- _Aim_:
Locate every line in the material below that has the word "следующего". Copy each of those lines.

- _Collection entries_:

───

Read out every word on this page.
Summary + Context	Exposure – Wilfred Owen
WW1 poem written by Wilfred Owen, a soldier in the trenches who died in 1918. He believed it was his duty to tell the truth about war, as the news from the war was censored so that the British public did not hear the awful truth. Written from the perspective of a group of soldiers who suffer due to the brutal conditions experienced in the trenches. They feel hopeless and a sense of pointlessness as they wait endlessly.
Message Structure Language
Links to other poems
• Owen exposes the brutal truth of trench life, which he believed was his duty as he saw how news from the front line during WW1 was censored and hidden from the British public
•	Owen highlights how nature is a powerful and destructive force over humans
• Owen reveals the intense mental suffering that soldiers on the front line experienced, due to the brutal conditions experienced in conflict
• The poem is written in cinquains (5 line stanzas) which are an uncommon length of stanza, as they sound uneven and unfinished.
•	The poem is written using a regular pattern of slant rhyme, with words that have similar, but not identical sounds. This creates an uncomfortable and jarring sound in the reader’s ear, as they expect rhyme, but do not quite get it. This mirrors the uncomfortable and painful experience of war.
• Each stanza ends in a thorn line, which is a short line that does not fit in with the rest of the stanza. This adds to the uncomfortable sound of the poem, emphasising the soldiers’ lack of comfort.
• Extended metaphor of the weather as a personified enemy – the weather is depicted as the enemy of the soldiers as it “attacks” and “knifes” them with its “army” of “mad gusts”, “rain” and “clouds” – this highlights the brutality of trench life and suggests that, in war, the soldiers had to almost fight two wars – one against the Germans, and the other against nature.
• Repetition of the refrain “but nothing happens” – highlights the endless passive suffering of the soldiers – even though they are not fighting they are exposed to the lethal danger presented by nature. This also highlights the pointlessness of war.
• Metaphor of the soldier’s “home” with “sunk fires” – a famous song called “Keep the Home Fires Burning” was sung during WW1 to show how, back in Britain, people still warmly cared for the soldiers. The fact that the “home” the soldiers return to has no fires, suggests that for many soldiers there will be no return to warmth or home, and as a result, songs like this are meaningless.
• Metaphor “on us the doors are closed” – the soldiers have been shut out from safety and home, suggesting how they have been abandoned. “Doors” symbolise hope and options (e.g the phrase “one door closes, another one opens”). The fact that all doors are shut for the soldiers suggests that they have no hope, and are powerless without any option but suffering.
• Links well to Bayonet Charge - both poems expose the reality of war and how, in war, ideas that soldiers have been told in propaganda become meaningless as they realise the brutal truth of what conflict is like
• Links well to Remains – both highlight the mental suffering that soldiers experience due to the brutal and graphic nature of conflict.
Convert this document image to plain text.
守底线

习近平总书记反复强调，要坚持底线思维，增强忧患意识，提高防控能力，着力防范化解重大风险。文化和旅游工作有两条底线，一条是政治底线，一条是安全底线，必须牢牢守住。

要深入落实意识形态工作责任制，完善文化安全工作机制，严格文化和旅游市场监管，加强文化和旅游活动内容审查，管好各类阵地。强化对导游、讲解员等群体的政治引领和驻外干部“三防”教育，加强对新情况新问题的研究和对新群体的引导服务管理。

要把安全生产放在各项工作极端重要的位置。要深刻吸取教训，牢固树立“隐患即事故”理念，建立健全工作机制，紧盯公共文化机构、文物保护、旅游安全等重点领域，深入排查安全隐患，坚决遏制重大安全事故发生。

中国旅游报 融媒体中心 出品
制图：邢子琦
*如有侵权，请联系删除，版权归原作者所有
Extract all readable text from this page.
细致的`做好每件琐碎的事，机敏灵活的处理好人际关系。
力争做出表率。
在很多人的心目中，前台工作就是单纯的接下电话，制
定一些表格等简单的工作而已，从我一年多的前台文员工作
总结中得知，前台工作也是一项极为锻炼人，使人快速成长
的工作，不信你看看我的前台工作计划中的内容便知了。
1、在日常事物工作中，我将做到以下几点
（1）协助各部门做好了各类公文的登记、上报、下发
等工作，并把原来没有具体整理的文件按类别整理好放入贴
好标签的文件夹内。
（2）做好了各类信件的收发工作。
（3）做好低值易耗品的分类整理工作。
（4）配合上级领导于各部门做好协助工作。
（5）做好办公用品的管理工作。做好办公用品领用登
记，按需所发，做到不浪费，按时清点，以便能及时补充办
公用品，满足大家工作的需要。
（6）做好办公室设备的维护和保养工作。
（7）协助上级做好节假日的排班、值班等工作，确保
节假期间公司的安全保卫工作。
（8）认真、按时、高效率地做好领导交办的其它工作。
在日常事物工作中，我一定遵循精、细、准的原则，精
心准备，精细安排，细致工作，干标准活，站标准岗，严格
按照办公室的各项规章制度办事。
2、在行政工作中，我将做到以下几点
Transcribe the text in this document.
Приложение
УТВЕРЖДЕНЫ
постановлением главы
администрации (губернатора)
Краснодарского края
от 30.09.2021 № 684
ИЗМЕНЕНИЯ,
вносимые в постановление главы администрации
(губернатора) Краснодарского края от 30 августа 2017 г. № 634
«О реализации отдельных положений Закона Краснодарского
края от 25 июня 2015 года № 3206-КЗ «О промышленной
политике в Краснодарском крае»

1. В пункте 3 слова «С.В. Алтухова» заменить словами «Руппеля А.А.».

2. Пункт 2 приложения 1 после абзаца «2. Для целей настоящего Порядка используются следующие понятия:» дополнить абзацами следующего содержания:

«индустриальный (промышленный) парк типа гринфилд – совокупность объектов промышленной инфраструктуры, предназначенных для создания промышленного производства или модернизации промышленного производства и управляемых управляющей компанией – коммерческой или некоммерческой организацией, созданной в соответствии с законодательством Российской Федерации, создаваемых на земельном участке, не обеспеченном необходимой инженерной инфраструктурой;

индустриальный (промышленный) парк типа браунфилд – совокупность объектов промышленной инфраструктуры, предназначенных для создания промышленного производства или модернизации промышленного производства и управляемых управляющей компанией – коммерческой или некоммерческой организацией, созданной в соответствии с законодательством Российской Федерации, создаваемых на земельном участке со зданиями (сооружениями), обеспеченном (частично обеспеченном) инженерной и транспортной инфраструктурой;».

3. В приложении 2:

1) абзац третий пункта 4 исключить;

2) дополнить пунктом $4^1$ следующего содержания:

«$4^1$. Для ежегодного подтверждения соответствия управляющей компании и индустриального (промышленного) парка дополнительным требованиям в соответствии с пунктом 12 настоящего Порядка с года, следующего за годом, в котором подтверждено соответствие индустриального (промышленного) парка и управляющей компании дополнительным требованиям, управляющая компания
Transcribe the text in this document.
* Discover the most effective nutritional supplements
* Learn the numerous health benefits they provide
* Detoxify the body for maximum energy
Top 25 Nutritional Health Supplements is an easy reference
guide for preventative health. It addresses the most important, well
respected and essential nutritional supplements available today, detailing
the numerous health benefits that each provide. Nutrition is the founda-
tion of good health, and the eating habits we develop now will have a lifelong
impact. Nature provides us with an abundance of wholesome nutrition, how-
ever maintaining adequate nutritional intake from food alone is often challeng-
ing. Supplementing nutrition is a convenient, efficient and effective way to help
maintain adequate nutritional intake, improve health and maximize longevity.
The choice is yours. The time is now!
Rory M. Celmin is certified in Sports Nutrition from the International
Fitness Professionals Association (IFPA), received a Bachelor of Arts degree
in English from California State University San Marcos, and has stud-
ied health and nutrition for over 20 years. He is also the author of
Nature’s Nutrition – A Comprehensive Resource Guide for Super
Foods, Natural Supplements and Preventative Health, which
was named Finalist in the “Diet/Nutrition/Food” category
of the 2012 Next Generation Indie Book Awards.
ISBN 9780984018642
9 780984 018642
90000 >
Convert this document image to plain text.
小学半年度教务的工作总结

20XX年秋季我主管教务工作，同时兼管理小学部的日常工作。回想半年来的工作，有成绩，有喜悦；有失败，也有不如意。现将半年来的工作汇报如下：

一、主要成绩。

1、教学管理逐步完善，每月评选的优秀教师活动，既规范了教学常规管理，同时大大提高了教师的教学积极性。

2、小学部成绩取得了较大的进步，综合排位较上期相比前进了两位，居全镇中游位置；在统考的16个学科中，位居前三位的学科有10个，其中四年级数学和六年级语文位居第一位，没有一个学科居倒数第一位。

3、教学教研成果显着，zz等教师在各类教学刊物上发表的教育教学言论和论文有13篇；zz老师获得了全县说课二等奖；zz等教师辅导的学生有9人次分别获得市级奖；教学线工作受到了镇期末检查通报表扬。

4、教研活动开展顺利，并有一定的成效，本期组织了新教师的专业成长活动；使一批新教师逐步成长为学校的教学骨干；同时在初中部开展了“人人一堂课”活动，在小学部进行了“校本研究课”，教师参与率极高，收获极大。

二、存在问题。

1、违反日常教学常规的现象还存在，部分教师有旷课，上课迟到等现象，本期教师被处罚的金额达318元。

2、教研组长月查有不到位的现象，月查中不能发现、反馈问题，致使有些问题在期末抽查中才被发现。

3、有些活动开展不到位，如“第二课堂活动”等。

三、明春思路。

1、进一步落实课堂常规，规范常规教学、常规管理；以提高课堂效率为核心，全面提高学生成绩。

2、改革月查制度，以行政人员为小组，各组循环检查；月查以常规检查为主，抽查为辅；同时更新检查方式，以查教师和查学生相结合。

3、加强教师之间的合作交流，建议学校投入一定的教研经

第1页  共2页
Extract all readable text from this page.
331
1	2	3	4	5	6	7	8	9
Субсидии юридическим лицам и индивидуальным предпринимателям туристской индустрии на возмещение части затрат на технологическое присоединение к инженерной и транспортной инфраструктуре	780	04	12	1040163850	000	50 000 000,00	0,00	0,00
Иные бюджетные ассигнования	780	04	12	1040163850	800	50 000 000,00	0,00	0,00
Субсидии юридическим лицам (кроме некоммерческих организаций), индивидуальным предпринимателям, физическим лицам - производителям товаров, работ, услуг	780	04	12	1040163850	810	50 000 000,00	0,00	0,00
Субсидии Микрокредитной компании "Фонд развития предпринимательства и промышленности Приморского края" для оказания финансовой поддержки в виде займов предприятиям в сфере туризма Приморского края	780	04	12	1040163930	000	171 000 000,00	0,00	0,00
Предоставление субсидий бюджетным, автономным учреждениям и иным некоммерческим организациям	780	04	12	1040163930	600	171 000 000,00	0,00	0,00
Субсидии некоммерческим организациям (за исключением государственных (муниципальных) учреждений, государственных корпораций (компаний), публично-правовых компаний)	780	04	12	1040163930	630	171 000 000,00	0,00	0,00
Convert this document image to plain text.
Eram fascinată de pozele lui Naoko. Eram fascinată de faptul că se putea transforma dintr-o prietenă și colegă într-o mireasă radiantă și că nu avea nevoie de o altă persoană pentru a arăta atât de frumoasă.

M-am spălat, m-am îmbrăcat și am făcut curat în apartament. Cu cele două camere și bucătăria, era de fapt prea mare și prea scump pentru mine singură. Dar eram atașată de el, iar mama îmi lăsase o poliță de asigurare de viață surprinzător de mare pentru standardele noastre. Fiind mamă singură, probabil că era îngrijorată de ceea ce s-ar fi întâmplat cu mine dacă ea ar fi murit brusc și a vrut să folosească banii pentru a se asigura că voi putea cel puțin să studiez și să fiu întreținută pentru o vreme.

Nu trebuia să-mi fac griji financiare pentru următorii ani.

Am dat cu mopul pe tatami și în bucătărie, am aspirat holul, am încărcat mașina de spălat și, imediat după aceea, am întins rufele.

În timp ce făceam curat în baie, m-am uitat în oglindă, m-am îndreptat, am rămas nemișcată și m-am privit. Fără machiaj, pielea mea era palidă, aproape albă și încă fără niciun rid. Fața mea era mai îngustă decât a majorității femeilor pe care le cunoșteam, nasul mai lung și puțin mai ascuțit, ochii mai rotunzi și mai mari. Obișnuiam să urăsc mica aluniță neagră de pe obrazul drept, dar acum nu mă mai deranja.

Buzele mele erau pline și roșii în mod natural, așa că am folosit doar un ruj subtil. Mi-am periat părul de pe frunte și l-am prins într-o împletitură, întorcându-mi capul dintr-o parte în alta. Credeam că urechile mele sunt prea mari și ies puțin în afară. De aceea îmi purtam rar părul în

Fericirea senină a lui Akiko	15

───

- _Solution to this exercise_:
2. Пункт 2 приложения 1 после абзаца «2. Для целей настоящего Порядка используются следующие понятия:» дополнить абзацами следующего содержания:
2) дополнить пунктом $4^1$ следующего содержания:
«$4^1$. Для ежегодного подтверждения соответствия управляющей компании и индустриального (промышленного) парка дополнительным требованиям в соответствии с пунктом 12 настоящего Порядка с года, следующего за годом, в котором подтверждено соответствие индустриального (промышленного) парка и управляющей компании дополнительным требованиям, управляющая компания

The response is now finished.